■ **WRITTEN REQUEST**: Scan the lines below; pull out those with "JSON".
-- Begin PROVIDED RECORDS --
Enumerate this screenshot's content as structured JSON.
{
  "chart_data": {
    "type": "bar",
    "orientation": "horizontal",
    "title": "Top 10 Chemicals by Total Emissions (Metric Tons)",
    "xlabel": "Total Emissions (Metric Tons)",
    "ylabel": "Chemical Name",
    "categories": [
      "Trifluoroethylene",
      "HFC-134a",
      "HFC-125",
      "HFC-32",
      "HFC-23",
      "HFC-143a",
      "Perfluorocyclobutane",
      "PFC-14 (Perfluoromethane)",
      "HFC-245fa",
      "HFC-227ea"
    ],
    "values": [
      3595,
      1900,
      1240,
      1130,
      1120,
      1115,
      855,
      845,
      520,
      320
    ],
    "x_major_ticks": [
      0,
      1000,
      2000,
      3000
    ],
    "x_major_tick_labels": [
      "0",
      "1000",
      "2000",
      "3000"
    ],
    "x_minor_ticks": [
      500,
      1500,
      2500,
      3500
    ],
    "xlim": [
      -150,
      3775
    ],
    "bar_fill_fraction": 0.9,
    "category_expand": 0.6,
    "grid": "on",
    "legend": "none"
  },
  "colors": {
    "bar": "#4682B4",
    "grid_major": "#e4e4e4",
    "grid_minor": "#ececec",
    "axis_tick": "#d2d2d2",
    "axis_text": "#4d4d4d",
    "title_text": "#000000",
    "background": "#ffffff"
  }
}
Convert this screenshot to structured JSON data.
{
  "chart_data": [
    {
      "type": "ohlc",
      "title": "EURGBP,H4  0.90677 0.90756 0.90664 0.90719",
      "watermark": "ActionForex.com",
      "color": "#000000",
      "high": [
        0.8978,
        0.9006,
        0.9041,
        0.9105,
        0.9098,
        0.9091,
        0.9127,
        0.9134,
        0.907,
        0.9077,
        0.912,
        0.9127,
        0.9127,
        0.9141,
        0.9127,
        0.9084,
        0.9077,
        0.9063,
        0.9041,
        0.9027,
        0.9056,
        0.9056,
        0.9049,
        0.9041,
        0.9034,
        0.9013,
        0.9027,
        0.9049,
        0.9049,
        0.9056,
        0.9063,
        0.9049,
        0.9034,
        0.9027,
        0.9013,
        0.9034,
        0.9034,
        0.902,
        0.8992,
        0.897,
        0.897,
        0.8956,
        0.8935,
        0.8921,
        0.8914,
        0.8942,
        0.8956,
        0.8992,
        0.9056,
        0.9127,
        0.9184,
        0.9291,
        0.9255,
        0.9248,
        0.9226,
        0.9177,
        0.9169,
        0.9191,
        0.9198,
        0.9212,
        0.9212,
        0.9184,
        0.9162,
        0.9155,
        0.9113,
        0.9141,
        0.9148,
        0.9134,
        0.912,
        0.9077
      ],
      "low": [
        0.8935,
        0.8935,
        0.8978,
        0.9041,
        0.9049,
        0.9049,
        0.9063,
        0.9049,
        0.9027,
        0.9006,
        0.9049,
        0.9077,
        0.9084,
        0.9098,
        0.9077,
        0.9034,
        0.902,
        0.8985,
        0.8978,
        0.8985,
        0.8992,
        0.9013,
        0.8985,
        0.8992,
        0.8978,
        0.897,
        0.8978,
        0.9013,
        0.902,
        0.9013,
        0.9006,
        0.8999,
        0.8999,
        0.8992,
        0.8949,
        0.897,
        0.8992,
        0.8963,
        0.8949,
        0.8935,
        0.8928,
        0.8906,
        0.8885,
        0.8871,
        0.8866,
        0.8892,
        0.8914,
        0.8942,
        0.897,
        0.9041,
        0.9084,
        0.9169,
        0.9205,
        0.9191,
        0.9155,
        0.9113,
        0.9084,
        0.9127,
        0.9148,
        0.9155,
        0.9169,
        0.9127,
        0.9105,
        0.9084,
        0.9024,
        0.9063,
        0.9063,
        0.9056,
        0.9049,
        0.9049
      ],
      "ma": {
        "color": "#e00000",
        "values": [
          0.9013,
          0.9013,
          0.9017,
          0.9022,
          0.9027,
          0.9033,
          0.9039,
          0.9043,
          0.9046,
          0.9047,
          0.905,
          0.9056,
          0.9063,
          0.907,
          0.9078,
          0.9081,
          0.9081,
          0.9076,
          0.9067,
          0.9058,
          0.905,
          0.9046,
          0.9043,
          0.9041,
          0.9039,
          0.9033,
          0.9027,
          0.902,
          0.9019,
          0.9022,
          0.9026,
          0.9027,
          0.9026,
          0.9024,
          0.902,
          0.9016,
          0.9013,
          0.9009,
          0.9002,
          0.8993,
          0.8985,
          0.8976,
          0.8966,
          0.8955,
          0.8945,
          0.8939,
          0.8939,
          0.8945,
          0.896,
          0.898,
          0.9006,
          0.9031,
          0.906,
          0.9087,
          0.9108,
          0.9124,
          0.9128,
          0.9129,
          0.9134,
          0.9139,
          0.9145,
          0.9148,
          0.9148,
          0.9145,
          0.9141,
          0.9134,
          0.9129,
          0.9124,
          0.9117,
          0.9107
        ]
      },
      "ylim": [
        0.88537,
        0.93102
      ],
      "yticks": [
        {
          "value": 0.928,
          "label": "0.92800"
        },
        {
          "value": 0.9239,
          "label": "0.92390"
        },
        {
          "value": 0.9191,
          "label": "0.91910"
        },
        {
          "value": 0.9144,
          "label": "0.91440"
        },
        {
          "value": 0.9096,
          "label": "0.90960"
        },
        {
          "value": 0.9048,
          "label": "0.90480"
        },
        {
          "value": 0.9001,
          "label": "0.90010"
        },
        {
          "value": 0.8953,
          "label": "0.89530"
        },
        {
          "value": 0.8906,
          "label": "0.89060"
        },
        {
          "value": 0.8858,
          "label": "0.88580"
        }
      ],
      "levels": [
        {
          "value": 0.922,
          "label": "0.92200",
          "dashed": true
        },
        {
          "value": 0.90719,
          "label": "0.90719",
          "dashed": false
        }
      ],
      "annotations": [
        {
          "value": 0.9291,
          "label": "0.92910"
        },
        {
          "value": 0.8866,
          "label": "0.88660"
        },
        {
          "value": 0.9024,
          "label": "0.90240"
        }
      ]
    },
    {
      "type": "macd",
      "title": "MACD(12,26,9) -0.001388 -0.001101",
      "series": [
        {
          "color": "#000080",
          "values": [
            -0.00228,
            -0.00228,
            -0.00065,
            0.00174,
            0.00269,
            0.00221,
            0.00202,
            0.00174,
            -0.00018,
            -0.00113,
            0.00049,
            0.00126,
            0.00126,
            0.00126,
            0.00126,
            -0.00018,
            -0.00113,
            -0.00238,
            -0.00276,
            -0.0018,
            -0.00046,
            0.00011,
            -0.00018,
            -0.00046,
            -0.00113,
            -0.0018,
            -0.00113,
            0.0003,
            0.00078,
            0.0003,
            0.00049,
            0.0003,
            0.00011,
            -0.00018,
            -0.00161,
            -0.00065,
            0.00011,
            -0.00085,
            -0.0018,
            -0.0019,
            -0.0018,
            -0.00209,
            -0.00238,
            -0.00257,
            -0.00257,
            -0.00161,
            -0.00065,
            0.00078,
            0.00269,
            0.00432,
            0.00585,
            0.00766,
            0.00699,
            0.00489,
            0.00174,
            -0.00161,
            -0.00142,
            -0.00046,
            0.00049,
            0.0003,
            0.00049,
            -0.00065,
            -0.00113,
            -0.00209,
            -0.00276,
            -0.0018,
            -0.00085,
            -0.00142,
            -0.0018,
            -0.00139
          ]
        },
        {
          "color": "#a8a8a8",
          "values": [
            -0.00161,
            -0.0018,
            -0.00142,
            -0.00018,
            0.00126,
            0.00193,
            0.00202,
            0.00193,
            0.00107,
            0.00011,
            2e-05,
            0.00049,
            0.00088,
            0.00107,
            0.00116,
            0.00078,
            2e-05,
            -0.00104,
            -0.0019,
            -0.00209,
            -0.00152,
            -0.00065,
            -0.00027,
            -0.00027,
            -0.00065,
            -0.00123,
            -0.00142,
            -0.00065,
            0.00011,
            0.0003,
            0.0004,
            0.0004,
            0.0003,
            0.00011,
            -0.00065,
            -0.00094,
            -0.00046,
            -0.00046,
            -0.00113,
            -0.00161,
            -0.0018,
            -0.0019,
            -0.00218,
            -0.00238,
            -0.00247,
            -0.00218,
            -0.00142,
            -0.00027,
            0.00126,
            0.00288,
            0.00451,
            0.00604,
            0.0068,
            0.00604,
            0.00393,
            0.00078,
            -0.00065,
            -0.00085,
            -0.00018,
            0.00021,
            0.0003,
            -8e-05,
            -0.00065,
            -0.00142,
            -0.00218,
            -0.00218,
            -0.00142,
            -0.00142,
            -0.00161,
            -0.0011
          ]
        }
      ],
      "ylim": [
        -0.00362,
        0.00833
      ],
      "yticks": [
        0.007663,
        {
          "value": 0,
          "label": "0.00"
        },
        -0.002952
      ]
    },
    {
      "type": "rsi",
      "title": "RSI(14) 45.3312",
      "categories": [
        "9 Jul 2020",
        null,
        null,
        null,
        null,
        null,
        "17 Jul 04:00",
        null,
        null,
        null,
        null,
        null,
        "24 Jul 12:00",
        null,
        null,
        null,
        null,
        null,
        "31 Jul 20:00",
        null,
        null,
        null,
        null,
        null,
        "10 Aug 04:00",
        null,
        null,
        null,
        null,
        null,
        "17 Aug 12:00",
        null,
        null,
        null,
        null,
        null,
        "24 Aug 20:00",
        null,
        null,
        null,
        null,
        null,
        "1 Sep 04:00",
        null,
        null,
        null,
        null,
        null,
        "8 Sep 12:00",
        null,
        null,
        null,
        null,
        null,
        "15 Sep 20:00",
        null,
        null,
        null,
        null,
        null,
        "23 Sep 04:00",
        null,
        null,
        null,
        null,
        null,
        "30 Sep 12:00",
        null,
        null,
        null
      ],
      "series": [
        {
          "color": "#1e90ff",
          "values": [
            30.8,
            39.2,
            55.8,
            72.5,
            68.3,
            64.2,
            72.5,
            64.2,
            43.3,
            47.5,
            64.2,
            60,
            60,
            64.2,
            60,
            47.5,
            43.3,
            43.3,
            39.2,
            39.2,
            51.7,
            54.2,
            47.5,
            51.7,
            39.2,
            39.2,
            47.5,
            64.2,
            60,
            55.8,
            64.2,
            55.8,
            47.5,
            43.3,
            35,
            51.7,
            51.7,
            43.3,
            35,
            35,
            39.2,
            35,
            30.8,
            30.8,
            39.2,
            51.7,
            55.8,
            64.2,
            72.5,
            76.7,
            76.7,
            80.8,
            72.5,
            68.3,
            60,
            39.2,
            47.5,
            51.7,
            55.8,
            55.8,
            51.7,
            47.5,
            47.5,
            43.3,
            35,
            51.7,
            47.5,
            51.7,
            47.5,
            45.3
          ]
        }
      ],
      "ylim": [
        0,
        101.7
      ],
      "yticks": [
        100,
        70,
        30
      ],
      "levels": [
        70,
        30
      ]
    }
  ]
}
-- End PROVIDED RECORDS --
■ **SOLUTION TO THE PROBLEM**:
Enumerate this screenshot's content as structured JSON.
Convert this screenshot to structured JSON data.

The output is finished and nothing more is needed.